-- START OF Provided records --

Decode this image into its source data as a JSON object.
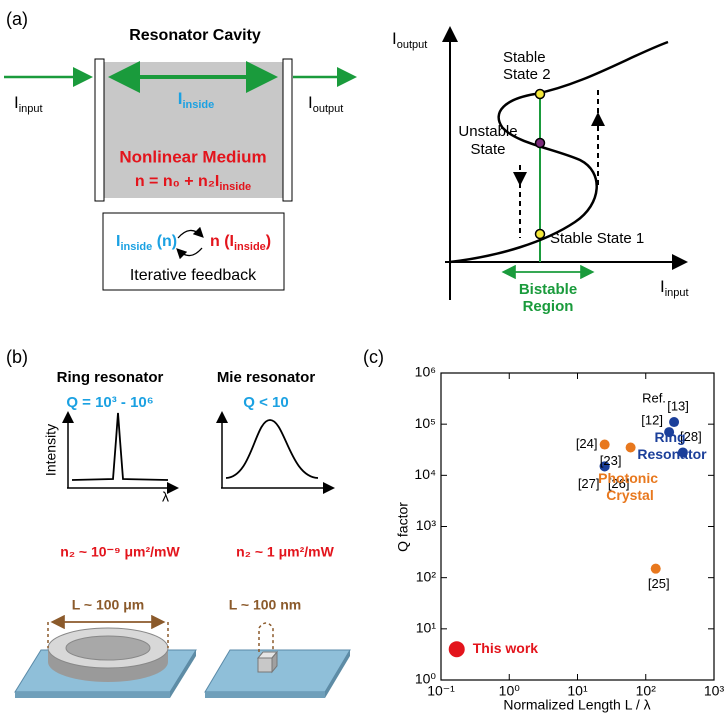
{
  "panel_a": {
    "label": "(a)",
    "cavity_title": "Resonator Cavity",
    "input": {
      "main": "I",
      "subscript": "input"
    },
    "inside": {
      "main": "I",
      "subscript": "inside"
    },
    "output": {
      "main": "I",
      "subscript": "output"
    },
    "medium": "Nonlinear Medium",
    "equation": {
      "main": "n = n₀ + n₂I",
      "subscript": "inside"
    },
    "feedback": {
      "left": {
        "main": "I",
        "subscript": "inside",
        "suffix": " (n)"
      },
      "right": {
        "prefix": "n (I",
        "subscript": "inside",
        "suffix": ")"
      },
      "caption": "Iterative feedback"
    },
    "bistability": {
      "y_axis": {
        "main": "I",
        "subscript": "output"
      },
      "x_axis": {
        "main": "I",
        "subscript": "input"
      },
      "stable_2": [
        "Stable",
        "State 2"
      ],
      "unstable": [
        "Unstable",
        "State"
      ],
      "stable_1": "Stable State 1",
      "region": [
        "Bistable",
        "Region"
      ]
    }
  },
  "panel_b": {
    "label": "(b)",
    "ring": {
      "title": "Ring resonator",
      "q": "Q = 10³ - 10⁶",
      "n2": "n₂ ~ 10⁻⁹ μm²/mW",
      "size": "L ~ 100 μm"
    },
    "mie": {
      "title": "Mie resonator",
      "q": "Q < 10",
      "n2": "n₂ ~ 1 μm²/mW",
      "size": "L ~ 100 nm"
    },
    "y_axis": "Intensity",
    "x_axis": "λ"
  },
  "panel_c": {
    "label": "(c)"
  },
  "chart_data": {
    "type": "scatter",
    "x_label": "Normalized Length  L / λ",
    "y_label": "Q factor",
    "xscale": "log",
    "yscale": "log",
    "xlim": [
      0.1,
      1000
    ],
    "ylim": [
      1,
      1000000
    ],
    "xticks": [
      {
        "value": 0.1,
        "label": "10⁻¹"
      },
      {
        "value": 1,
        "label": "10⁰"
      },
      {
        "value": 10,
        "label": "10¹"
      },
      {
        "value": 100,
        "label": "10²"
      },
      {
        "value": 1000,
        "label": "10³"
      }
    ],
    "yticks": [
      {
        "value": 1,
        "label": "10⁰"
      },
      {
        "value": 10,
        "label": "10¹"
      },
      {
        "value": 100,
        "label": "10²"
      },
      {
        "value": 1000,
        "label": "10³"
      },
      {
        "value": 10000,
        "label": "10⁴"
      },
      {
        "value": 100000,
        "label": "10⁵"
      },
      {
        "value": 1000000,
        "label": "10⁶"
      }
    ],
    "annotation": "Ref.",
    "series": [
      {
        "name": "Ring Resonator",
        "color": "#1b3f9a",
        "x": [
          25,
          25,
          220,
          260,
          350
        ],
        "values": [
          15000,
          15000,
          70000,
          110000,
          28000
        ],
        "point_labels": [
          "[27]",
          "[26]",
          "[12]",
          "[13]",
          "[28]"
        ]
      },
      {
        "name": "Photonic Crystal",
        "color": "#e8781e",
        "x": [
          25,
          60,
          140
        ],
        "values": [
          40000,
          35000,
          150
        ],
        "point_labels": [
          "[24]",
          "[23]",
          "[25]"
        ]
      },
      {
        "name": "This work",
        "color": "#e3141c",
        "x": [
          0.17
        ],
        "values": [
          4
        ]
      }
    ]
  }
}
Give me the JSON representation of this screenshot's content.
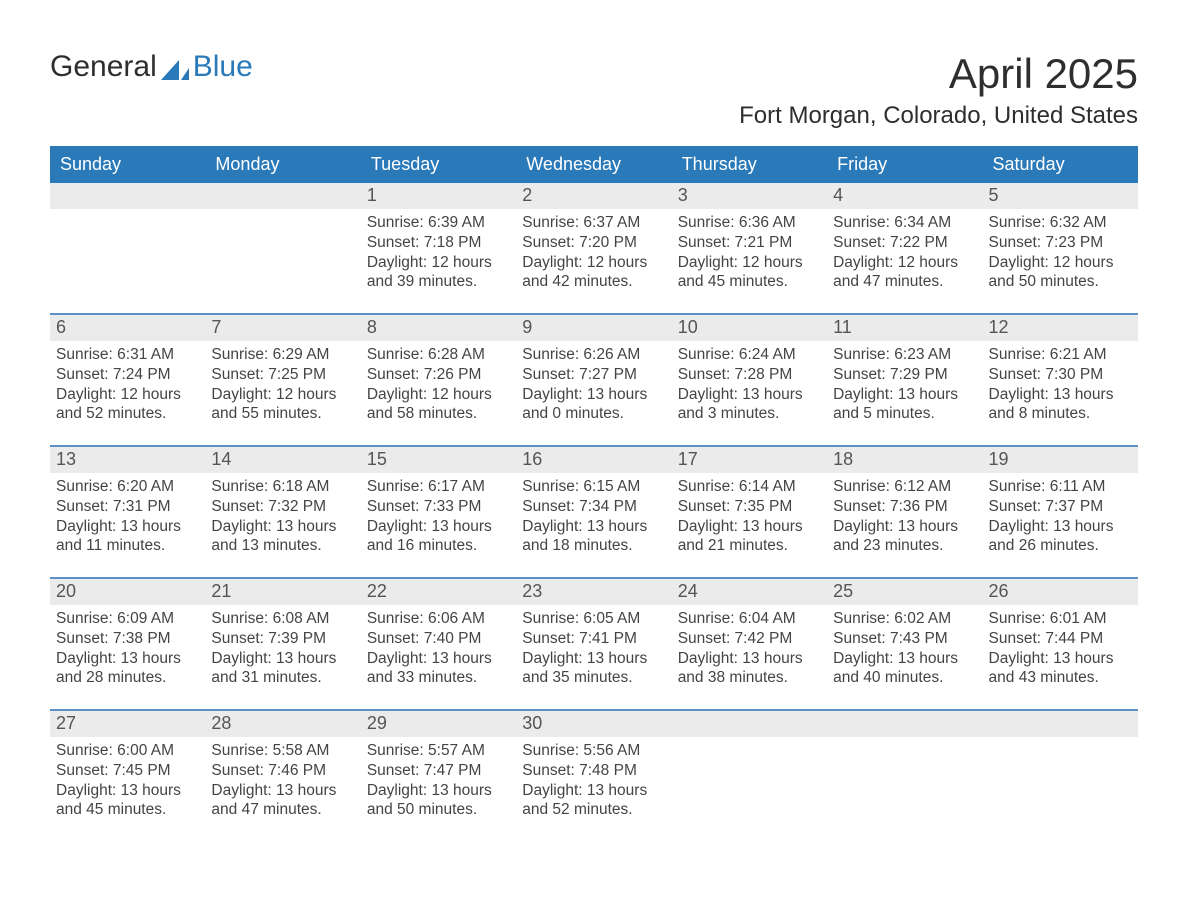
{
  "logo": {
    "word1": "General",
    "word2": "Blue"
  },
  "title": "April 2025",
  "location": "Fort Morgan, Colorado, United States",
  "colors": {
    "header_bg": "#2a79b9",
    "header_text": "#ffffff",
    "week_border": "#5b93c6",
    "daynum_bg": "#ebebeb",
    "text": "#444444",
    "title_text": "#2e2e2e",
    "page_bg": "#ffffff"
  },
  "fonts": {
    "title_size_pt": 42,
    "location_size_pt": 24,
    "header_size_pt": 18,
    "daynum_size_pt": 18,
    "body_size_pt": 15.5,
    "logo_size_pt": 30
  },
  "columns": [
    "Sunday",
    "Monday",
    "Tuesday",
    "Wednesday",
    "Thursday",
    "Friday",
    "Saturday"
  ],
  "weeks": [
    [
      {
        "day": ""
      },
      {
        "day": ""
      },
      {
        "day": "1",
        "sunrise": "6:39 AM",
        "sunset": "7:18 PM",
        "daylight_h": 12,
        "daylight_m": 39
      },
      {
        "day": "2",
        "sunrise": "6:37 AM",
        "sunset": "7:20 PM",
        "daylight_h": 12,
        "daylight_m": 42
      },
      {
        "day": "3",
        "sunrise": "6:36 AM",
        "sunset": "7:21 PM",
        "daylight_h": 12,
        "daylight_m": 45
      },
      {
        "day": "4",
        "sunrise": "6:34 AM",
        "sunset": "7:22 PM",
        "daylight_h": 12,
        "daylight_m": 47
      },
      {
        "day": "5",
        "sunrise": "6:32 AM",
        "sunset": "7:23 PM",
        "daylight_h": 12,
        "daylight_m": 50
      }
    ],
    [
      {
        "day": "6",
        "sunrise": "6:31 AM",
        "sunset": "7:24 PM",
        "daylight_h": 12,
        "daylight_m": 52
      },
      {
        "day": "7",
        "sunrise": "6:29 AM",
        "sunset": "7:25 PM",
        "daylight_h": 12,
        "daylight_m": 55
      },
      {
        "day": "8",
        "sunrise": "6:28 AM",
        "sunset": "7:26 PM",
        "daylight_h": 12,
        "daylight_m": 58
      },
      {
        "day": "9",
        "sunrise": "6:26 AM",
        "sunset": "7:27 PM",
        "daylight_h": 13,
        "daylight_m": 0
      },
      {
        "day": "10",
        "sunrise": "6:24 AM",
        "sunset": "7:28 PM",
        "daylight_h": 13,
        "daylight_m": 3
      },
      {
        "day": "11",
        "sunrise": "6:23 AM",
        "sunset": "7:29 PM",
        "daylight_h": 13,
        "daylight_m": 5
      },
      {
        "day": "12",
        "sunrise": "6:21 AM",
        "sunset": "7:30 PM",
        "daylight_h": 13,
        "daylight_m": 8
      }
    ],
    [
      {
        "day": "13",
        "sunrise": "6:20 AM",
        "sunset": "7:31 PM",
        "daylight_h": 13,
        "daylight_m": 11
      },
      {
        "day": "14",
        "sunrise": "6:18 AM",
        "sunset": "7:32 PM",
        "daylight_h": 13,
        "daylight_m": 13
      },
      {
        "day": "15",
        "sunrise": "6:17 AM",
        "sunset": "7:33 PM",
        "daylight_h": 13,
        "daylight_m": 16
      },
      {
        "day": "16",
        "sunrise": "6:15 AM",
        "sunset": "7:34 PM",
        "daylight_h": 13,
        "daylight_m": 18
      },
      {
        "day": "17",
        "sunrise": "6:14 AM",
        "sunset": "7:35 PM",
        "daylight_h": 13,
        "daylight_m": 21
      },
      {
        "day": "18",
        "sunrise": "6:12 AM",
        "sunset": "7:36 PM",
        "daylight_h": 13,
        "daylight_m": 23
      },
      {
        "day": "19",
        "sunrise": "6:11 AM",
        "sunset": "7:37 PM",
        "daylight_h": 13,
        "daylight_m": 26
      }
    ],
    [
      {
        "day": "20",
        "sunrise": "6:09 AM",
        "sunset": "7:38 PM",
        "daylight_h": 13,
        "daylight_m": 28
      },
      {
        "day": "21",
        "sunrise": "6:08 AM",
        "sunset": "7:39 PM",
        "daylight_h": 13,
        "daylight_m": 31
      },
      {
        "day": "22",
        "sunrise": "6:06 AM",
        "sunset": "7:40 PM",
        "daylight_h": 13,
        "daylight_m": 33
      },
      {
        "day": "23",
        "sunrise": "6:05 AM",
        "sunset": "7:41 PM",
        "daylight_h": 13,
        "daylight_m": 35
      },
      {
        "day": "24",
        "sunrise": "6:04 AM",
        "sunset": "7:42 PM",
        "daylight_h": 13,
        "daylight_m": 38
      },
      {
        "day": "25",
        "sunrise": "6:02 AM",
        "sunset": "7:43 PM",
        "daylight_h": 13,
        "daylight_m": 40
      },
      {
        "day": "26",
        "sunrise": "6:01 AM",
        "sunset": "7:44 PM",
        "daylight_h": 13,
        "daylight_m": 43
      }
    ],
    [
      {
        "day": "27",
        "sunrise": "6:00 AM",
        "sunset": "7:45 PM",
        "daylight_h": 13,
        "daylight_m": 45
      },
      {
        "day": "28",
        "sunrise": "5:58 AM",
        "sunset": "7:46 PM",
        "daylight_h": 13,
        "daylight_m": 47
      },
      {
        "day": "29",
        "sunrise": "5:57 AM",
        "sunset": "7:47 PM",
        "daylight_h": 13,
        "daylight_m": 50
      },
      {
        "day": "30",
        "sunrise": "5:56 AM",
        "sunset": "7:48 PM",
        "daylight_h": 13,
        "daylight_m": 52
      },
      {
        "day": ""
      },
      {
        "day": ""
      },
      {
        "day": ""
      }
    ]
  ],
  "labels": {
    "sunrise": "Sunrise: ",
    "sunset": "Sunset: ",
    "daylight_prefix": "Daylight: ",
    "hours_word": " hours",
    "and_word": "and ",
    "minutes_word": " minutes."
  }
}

-- END OF Provided records --

*Task goal*.
Look through the material above and pick out each line holding the word "feedback".

*Solution*.
    "feedback": {
      "caption": "Iterative feedback"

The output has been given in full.